EXERCISE DIRECTIONS:
In the listing that follows, give every line again exactly and omit the pictures.

BEGIN DATASET EXCERPTS

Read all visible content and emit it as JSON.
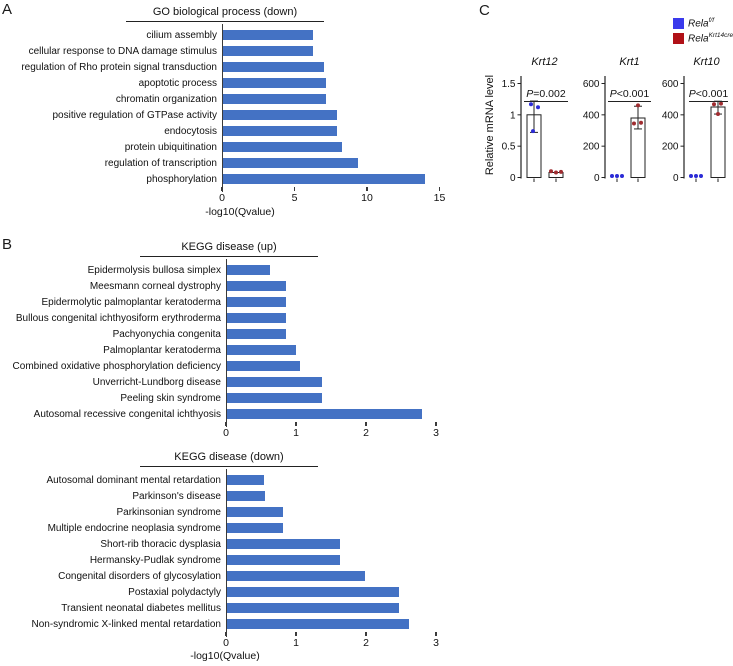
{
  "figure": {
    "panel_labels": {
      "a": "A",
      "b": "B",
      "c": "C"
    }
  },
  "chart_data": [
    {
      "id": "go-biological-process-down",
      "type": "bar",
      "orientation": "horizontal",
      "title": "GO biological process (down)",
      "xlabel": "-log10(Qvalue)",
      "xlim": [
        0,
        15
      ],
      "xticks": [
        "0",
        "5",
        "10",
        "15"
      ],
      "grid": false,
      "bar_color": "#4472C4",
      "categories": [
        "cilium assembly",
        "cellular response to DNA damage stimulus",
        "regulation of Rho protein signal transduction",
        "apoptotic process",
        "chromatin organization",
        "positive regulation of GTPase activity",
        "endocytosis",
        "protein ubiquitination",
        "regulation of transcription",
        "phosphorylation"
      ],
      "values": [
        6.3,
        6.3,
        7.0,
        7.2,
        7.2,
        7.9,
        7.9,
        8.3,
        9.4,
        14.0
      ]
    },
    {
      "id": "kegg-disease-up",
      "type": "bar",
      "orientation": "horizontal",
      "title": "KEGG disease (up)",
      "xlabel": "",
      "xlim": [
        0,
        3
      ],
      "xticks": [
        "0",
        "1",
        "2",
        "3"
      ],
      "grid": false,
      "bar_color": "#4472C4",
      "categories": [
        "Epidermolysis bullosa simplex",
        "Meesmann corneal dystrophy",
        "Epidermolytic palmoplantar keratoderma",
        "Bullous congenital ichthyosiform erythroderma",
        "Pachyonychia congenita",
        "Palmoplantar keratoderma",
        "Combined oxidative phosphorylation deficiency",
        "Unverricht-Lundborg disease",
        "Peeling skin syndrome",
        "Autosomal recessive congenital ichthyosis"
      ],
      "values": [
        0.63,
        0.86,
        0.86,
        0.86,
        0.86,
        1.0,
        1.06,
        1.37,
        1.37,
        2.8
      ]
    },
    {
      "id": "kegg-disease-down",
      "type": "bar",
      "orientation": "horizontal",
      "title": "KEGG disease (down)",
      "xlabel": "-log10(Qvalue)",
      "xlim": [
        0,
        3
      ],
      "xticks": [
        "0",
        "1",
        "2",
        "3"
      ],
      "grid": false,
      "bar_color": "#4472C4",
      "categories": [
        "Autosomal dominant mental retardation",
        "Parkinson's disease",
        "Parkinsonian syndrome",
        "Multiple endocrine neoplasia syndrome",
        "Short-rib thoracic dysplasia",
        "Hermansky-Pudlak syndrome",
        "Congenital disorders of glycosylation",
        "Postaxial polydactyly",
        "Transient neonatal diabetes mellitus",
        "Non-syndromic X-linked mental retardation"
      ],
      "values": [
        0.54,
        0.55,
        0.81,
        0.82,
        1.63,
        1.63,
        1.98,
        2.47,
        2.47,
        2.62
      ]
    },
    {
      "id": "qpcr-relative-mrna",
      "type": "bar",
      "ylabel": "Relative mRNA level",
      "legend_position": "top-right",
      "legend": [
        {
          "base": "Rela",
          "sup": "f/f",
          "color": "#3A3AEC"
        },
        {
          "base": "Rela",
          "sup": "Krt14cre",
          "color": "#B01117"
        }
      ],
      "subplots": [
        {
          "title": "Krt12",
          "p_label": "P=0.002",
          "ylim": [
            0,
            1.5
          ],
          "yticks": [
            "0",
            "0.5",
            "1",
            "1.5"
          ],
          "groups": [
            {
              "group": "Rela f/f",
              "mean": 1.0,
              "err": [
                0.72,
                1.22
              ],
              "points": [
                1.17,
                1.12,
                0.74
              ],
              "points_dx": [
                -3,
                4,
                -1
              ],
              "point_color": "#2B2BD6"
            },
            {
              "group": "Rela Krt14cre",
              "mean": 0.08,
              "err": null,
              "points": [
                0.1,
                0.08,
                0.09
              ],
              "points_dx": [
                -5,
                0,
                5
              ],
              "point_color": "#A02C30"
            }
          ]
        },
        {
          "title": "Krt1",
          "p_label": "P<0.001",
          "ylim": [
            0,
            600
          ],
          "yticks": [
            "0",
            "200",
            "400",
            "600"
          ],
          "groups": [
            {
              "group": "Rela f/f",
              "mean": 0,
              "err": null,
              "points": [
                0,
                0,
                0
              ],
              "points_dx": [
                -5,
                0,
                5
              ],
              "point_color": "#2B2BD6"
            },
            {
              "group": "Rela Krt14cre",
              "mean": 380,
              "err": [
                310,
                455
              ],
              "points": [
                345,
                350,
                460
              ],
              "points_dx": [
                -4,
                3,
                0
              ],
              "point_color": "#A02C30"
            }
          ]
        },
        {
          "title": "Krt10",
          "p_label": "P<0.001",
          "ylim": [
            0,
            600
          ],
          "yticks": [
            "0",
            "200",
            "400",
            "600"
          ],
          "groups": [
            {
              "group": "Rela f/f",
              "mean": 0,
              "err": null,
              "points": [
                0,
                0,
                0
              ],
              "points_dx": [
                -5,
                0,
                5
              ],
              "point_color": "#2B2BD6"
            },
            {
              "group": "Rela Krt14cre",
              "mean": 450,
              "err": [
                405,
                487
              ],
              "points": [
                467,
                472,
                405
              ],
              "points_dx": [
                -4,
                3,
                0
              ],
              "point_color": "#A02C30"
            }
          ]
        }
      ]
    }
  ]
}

END DATASET EXCERPTS

SOLUTION:
Read all visible content and emit it as JSON.
{
  "figure": {
    "panel_labels": {
      "a": "A",
      "b": "B",
      "c": "C"
    }
  },
  "chart_data": [
    {
      "id": "go-biological-process-down",
      "type": "bar",
      "orientation": "horizontal",
      "title": "GO biological process (down)",
      "xlabel": "-log10(Qvalue)",
      "xlim": [
        0,
        15
      ],
      "xticks": [
        "0",
        "5",
        "10",
        "15"
      ],
      "grid": false,
      "bar_color": "#4472C4",
      "categories": [
        "cilium assembly",
        "cellular response to DNA damage stimulus",
        "regulation of Rho protein signal transduction",
        "apoptotic process",
        "chromatin organization",
        "positive regulation of GTPase activity",
        "endocytosis",
        "protein ubiquitination",
        "regulation of transcription",
        "phosphorylation"
      ],
      "values": [
        6.3,
        6.3,
        7.0,
        7.2,
        7.2,
        7.9,
        7.9,
        8.3,
        9.4,
        14.0
      ]
    },
    {
      "id": "kegg-disease-up",
      "type": "bar",
      "orientation": "horizontal",
      "title": "KEGG disease (up)",
      "xlabel": "",
      "xlim": [
        0,
        3
      ],
      "xticks": [
        "0",
        "1",
        "2",
        "3"
      ],
      "grid": false,
      "bar_color": "#4472C4",
      "categories": [
        "Epidermolysis bullosa simplex",
        "Meesmann corneal dystrophy",
        "Epidermolytic palmoplantar keratoderma",
        "Bullous congenital ichthyosiform erythroderma",
        "Pachyonychia congenita",
        "Palmoplantar keratoderma",
        "Combined oxidative phosphorylation deficiency",
        "Unverricht-Lundborg disease",
        "Peeling skin syndrome",
        "Autosomal recessive congenital ichthyosis"
      ],
      "values": [
        0.63,
        0.86,
        0.86,
        0.86,
        0.86,
        1.0,
        1.06,
        1.37,
        1.37,
        2.8
      ]
    },
    {
      "id": "kegg-disease-down",
      "type": "bar",
      "orientation": "horizontal",
      "title": "KEGG disease (down)",
      "xlabel": "-log10(Qvalue)",
      "xlim": [
        0,
        3
      ],
      "xticks": [
        "0",
        "1",
        "2",
        "3"
      ],
      "grid": false,
      "bar_color": "#4472C4",
      "categories": [
        "Autosomal dominant mental retardation",
        "Parkinson's disease",
        "Parkinsonian syndrome",
        "Multiple endocrine neoplasia syndrome",
        "Short-rib thoracic dysplasia",
        "Hermansky-Pudlak syndrome",
        "Congenital disorders of glycosylation",
        "Postaxial polydactyly",
        "Transient neonatal diabetes mellitus",
        "Non-syndromic X-linked mental retardation"
      ],
      "values": [
        0.54,
        0.55,
        0.81,
        0.82,
        1.63,
        1.63,
        1.98,
        2.47,
        2.47,
        2.62
      ]
    },
    {
      "id": "qpcr-relative-mrna",
      "type": "bar",
      "ylabel": "Relative mRNA level",
      "legend_position": "top-right",
      "legend": [
        {
          "base": "Rela",
          "sup": "f/f",
          "color": "#3A3AEC"
        },
        {
          "base": "Rela",
          "sup": "Krt14cre",
          "color": "#B01117"
        }
      ],
      "subplots": [
        {
          "title": "Krt12",
          "p_label": "P=0.002",
          "ylim": [
            0,
            1.5
          ],
          "yticks": [
            "0",
            "0.5",
            "1",
            "1.5"
          ],
          "groups": [
            {
              "group": "Rela f/f",
              "mean": 1.0,
              "err": [
                0.72,
                1.22
              ],
              "points": [
                1.17,
                1.12,
                0.74
              ],
              "points_dx": [
                -3,
                4,
                -1
              ],
              "point_color": "#2B2BD6"
            },
            {
              "group": "Rela Krt14cre",
              "mean": 0.08,
              "err": null,
              "points": [
                0.1,
                0.08,
                0.09
              ],
              "points_dx": [
                -5,
                0,
                5
              ],
              "point_color": "#A02C30"
            }
          ]
        },
        {
          "title": "Krt1",
          "p_label": "P<0.001",
          "ylim": [
            0,
            600
          ],
          "yticks": [
            "0",
            "200",
            "400",
            "600"
          ],
          "groups": [
            {
              "group": "Rela f/f",
              "mean": 0,
              "err": null,
              "points": [
                0,
                0,
                0
              ],
              "points_dx": [
                -5,
                0,
                5
              ],
              "point_color": "#2B2BD6"
            },
            {
              "group": "Rela Krt14cre",
              "mean": 380,
              "err": [
                310,
                455
              ],
              "points": [
                345,
                350,
                460
              ],
              "points_dx": [
                -4,
                3,
                0
              ],
              "point_color": "#A02C30"
            }
          ]
        },
        {
          "title": "Krt10",
          "p_label": "P<0.001",
          "ylim": [
            0,
            600
          ],
          "yticks": [
            "0",
            "200",
            "400",
            "600"
          ],
          "groups": [
            {
              "group": "Rela f/f",
              "mean": 0,
              "err": null,
              "points": [
                0,
                0,
                0
              ],
              "points_dx": [
                -5,
                0,
                5
              ],
              "point_color": "#2B2BD6"
            },
            {
              "group": "Rela Krt14cre",
              "mean": 450,
              "err": [
                405,
                487
              ],
              "points": [
                467,
                472,
                405
              ],
              "points_dx": [
                -4,
                3,
                0
              ],
              "point_color": "#A02C30"
            }
          ]
        }
      ]
    }
  ]
}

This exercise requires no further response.